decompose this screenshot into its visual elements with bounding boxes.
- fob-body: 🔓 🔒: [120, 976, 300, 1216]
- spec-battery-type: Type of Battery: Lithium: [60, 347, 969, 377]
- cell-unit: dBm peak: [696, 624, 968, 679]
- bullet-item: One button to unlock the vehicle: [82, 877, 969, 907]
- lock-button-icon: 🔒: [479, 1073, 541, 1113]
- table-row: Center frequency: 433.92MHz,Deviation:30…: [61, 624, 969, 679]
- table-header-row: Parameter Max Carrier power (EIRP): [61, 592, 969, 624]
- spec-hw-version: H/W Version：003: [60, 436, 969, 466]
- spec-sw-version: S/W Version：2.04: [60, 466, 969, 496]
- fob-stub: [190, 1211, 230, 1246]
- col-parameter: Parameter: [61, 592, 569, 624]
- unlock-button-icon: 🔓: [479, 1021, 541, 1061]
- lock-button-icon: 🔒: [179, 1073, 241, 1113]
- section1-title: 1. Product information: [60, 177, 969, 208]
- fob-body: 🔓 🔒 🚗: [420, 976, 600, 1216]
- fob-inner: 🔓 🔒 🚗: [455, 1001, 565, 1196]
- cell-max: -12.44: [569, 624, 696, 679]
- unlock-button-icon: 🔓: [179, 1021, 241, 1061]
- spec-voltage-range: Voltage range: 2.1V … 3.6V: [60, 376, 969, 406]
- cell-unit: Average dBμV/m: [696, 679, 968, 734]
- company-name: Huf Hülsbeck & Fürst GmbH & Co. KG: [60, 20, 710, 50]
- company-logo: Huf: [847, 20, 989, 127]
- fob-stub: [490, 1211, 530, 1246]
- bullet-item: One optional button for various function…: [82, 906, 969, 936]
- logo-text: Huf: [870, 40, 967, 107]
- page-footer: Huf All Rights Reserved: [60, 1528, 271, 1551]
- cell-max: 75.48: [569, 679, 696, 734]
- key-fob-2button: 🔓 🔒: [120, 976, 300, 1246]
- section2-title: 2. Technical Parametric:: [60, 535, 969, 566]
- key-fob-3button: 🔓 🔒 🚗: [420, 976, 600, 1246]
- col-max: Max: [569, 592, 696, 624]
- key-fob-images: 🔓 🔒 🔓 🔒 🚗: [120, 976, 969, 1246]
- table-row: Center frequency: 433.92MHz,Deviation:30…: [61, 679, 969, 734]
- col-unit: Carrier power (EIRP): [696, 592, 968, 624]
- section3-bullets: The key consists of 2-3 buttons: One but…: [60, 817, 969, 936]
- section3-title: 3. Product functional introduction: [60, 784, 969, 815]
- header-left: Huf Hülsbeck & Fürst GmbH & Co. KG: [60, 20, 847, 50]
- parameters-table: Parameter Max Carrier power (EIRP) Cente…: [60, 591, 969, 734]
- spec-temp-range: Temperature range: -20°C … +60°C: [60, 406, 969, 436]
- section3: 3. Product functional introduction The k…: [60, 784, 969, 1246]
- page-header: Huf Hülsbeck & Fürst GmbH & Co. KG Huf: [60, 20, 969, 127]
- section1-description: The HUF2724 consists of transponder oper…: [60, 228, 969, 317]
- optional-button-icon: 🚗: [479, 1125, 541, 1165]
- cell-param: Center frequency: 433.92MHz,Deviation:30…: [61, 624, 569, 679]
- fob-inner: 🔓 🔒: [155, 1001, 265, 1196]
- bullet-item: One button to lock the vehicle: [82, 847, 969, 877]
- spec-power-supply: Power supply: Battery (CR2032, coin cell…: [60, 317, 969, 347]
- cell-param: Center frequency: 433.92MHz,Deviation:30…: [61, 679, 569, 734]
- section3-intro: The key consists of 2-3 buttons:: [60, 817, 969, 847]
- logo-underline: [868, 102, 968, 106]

#### The problem:
Please print the material from its first line through the line holding "- cell-unit: dBm peak: [696, 624, 968, 679]", both included, copying each line unchanged.

#### Correct response:
decompose this screenshot into its visual elements with bounding boxes.
- fob-body: 🔓 🔒: [120, 976, 300, 1216]
- spec-battery-type: Type of Battery: Lithium: [60, 347, 969, 377]
- cell-unit: dBm peak: [696, 624, 968, 679]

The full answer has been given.